Directive » Can all of these lines be returned exactly?
□ □ □ □ □ □ □
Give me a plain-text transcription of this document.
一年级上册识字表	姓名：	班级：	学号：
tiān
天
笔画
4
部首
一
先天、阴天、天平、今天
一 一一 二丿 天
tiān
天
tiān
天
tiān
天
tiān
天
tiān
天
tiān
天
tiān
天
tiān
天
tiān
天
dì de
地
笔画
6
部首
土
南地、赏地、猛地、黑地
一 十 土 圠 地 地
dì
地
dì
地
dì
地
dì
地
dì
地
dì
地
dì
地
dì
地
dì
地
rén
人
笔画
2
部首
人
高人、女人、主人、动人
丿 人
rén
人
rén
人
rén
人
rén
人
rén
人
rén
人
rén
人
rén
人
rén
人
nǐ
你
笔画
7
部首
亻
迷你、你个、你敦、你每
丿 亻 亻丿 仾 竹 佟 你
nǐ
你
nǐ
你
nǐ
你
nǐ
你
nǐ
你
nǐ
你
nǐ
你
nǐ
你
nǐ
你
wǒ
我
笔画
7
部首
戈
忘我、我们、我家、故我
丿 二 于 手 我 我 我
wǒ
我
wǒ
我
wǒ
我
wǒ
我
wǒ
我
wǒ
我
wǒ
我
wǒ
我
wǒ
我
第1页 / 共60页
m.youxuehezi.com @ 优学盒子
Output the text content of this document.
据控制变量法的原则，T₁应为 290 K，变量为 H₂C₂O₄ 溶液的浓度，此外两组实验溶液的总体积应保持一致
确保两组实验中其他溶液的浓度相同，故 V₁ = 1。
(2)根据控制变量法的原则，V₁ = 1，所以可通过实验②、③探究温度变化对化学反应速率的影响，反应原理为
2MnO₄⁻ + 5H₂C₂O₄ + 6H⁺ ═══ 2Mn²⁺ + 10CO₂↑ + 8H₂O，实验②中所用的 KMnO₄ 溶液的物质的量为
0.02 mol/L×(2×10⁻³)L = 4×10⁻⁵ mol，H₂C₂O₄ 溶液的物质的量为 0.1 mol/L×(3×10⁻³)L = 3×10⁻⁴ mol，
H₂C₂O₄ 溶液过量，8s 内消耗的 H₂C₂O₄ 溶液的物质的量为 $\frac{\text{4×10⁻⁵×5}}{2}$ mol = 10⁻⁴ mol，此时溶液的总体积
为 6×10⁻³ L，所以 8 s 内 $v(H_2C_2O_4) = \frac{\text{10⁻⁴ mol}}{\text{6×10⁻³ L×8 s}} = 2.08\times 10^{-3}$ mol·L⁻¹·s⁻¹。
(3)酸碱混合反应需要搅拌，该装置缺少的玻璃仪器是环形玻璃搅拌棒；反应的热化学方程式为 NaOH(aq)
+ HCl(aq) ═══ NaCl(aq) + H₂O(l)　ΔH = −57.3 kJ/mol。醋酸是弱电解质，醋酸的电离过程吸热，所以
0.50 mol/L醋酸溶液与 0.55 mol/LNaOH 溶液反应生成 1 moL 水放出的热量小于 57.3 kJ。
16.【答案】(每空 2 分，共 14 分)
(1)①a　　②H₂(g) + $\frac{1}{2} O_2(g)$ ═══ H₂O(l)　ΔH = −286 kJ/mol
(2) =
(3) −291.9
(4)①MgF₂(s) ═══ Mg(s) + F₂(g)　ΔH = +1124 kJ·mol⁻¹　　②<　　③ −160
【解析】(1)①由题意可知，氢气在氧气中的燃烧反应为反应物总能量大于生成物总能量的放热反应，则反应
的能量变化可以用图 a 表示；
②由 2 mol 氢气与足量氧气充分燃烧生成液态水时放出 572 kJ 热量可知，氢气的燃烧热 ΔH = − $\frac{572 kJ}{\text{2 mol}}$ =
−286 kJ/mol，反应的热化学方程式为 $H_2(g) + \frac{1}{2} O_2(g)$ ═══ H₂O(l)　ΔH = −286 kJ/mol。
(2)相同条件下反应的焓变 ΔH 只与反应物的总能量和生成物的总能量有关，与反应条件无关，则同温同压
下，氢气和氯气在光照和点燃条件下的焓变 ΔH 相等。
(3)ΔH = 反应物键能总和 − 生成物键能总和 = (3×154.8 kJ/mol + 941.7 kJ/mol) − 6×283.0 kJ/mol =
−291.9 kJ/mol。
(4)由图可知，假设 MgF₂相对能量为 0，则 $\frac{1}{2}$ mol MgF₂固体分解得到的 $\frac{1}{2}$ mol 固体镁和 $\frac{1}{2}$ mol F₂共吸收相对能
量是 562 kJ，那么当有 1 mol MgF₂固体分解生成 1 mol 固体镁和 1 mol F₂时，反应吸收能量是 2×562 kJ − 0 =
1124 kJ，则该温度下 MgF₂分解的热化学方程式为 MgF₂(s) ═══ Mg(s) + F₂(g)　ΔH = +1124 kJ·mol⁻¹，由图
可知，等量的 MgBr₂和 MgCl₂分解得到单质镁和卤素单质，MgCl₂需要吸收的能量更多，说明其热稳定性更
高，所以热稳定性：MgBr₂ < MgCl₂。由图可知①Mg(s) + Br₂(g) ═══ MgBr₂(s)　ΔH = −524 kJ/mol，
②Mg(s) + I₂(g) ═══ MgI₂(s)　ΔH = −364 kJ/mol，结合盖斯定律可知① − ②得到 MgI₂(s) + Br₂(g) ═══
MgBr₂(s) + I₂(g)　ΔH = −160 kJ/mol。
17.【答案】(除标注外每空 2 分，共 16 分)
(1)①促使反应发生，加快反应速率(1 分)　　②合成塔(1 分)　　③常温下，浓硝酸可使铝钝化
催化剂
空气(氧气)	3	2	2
□ □ □ □ □ □ □
Output »
Give me a plain-text transcription of this document.
一年级上册识字表	姓名：	班级：	学号：
tiān
天
笔画
4
部首
一
先天、阴天、天平、今天
一 一一 二丿 天
tiān
天
tiān
天
tiān
天
tiān
天
tiān
天
tiān
天
tiān
天
tiān
天
tiān
天
dì de
地
笔画
6
部首
土
南地、赏地、猛地、黑地
一 十 土 圠 地 地
dì
地
dì
地
dì
地
dì
地
dì
地
dì
地
dì
地
dì
地
dì
地
rén
人
笔画
2
部首
人
高人、女人、主人、动人
丿 人
rén
人
rén
人
rén
人
rén
人
rén
人
rén
人
rén
人
rén
人
rén
人
nǐ
你
笔画
7
部首
亻
迷你、你个、你敦、你每
丿 亻 亻丿 仾 竹 佟 你
nǐ
你
nǐ
你
nǐ
你
nǐ
你
nǐ
你
nǐ
你
nǐ
你
nǐ
你
nǐ
你
wǒ
我
笔画
7
部首
戈
忘我、我们、我家、故我
丿 二 于 手 我 我 我
wǒ
我
wǒ
我
wǒ
我
wǒ
我
wǒ
我
wǒ
我
wǒ
我
wǒ
我
wǒ
我
第1页 / 共60页
m.youxuehezi.com @ 优学盒子
Output the text content of this document.
据控制变量法的原则，T₁应为 290 K，变量为 H₂C₂O₄ 溶液的浓度，此外两组实验溶液的总体积应保持一致
确保两组实验中其他溶液的浓度相同，故 V₁ = 1。
(2)根据控制变量法的原则，V₁ = 1，所以可通过实验②、③探究温度变化对化学反应速率的影响，反应原理为
2MnO₄⁻ + 5H₂C₂O₄ + 6H⁺ ═══ 2Mn²⁺ + 10CO₂↑ + 8H₂O，实验②中所用的 KMnO₄ 溶液的物质的量为
0.02 mol/L×(2×10⁻³)L = 4×10⁻⁵ mol，H₂C₂O₄ 溶液的物质的量为 0.1 mol/L×(3×10⁻³)L = 3×10⁻⁴ mol，
H₂C₂O₄ 溶液过量，8s 内消耗的 H₂C₂O₄ 溶液的物质的量为 $\frac{\text{4×10⁻⁵×5}}{2}$ mol = 10⁻⁴ mol，此时溶液的总体积
为 6×10⁻³ L，所以 8 s 内 $v(H_2C_2O_4) = \frac{\text{10⁻⁴ mol}}{\text{6×10⁻³ L×8 s}} = 2.08\times 10^{-3}$ mol·L⁻¹·s⁻¹。
(3)酸碱混合反应需要搅拌，该装置缺少的玻璃仪器是环形玻璃搅拌棒；反应的热化学方程式为 NaOH(aq)
+ HCl(aq) ═══ NaCl(aq) + H₂O(l)　ΔH = −57.3 kJ/mol。醋酸是弱电解质，醋酸的电离过程吸热，所以
0.50 mol/L醋酸溶液与 0.55 mol/LNaOH 溶液反应生成 1 moL 水放出的热量小于 57.3 kJ。
16.【答案】(每空 2 分，共 14 分)
(1)①a　　②H₂(g) + $\frac{1}{2} O_2(g)$ ═══ H₂O(l)　ΔH = −286 kJ/mol
(2) =
(3) −291.9
(4)①MgF₂(s) ═══ Mg(s) + F₂(g)　ΔH = +1124 kJ·mol⁻¹　　②<　　③ −160
【解析】(1)①由题意可知，氢气在氧气中的燃烧反应为反应物总能量大于生成物总能量的放热反应，则反应
的能量变化可以用图 a 表示；
②由 2 mol 氢气与足量氧气充分燃烧生成液态水时放出 572 kJ 热量可知，氢气的燃烧热 ΔH = − $\frac{572 kJ}{\text{2 mol}}$ =
−286 kJ/mol，反应的热化学方程式为 $H_2(g) + \frac{1}{2} O_2(g)$ ═══ H₂O(l)　ΔH = −286 kJ/mol。
(2)相同条件下反应的焓变 ΔH 只与反应物的总能量和生成物的总能量有关，与反应条件无关，则同温同压
下，氢气和氯气在光照和点燃条件下的焓变 ΔH 相等。
(3)ΔH = 反应物键能总和 − 生成物键能总和 = (3×154.8 kJ/mol + 941.7 kJ/mol) − 6×283.0 kJ/mol =
−291.9 kJ/mol。
(4)由图可知，假设 MgF₂相对能量为 0，则 $\frac{1}{2}$ mol MgF₂固体分解得到的 $\frac{1}{2}$ mol 固体镁和 $\frac{1}{2}$ mol F₂共吸收相对能
量是 562 kJ，那么当有 1 mol MgF₂固体分解生成 1 mol 固体镁和 1 mol F₂时，反应吸收能量是 2×562 kJ − 0 =
1124 kJ，则该温度下 MgF₂分解的热化学方程式为 MgF₂(s) ═══ Mg(s) + F₂(g)　ΔH = +1124 kJ·mol⁻¹，由图
可知，等量的 MgBr₂和 MgCl₂分解得到单质镁和卤素单质，MgCl₂需要吸收的能量更多，说明其热稳定性更
高，所以热稳定性：MgBr₂ < MgCl₂。由图可知①Mg(s) + Br₂(g) ═══ MgBr₂(s)　ΔH = −524 kJ/mol，
②Mg(s) + I₂(g) ═══ MgI₂(s)　ΔH = −364 kJ/mol，结合盖斯定律可知① − ②得到 MgI₂(s) + Br₂(g) ═══
MgBr₂(s) + I₂(g)　ΔH = −160 kJ/mol。
17.【答案】(除标注外每空 2 分，共 16 分)
(1)①促使反应发生，加快反应速率(1 分)　　②合成塔(1 分)　　③常温下，浓硝酸可使铝钝化
催化剂
空气(氧气)	3	2	2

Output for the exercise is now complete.